(Document page data)
((

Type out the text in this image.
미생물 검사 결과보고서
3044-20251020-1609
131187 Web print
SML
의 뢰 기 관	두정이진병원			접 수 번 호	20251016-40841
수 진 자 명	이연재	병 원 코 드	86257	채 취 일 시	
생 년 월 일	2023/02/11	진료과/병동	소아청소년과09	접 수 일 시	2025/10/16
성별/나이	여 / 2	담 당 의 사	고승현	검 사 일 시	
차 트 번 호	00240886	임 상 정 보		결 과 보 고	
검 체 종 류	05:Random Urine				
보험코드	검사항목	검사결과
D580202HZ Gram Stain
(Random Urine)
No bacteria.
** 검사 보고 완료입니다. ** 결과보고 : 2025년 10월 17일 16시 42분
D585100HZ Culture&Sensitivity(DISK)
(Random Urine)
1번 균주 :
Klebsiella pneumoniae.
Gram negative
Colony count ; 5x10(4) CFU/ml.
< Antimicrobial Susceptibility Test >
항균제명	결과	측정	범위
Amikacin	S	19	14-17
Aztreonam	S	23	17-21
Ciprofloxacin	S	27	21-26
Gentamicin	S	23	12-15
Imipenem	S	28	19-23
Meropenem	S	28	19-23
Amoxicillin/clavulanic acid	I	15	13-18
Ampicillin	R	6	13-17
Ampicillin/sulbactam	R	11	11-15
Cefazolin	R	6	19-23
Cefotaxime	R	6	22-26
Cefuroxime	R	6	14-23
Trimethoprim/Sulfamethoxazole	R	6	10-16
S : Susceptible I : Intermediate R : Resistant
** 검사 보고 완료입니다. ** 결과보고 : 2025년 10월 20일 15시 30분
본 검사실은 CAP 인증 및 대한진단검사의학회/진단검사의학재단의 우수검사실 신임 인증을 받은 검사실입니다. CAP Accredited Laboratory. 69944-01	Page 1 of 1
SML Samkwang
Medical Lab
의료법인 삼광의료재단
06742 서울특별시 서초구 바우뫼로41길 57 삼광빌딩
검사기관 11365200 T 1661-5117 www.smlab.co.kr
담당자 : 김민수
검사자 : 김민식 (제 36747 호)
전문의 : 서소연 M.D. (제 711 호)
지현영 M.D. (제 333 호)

))

■ WHAT YOU HAVE TO DO ■
Write out each line of the data above again, exactly as given.

■ RESULT FOR THIS EXERCISE ■
Type out the text in this image.
미생물 검사 결과보고서
3044-20251020-1609
131187 Web print
SML
의 뢰 기 관	두정이진병원			접 수 번 호	20251016-40841
수 진 자 명	이연재	병 원 코 드	86257	채 취 일 시	
생 년 월 일	2023/02/11	진료과/병동	소아청소년과09	접 수 일 시	2025/10/16
성별/나이	여 / 2	담 당 의 사	고승현	검 사 일 시	
차 트 번 호	00240886	임 상 정 보		결 과 보 고	
검 체 종 류	05:Random Urine				
보험코드	검사항목	검사결과
D580202HZ Gram Stain
(Random Urine)
No bacteria.
** 검사 보고 완료입니다. ** 결과보고 : 2025년 10월 17일 16시 42분
D585100HZ Culture&Sensitivity(DISK)
(Random Urine)
1번 균주 :
Klebsiella pneumoniae.
Gram negative
Colony count ; 5x10(4) CFU/ml.
< Antimicrobial Susceptibility Test >
항균제명	결과	측정	범위
Amikacin	S	19	14-17
Aztreonam	S	23	17-21
Ciprofloxacin	S	27	21-26
Gentamicin	S	23	12-15
Imipenem	S	28	19-23
Meropenem	S	28	19-23
Amoxicillin/clavulanic acid	I	15	13-18
Ampicillin	R	6	13-17
Ampicillin/sulbactam	R	11	11-15
Cefazolin	R	6	19-23
Cefotaxime	R	6	22-26
Cefuroxime	R	6	14-23
Trimethoprim/Sulfamethoxazole	R	6	10-16
S : Susceptible I : Intermediate R : Resistant
** 검사 보고 완료입니다. ** 결과보고 : 2025년 10월 20일 15시 30분
본 검사실은 CAP 인증 및 대한진단검사의학회/진단검사의학재단의 우수검사실 신임 인증을 받은 검사실입니다. CAP Accredited Laboratory. 69944-01	Page 1 of 1
SML Samkwang
Medical Lab
의료법인 삼광의료재단
06742 서울특별시 서초구 바우뫼로41길 57 삼광빌딩
검사기관 11365200 T 1661-5117 www.smlab.co.kr
담당자 : 김민수
검사자 : 김민식 (제 36747 호)
전문의 : 서소연 M.D. (제 711 호)
지현영 M.D. (제 333 호)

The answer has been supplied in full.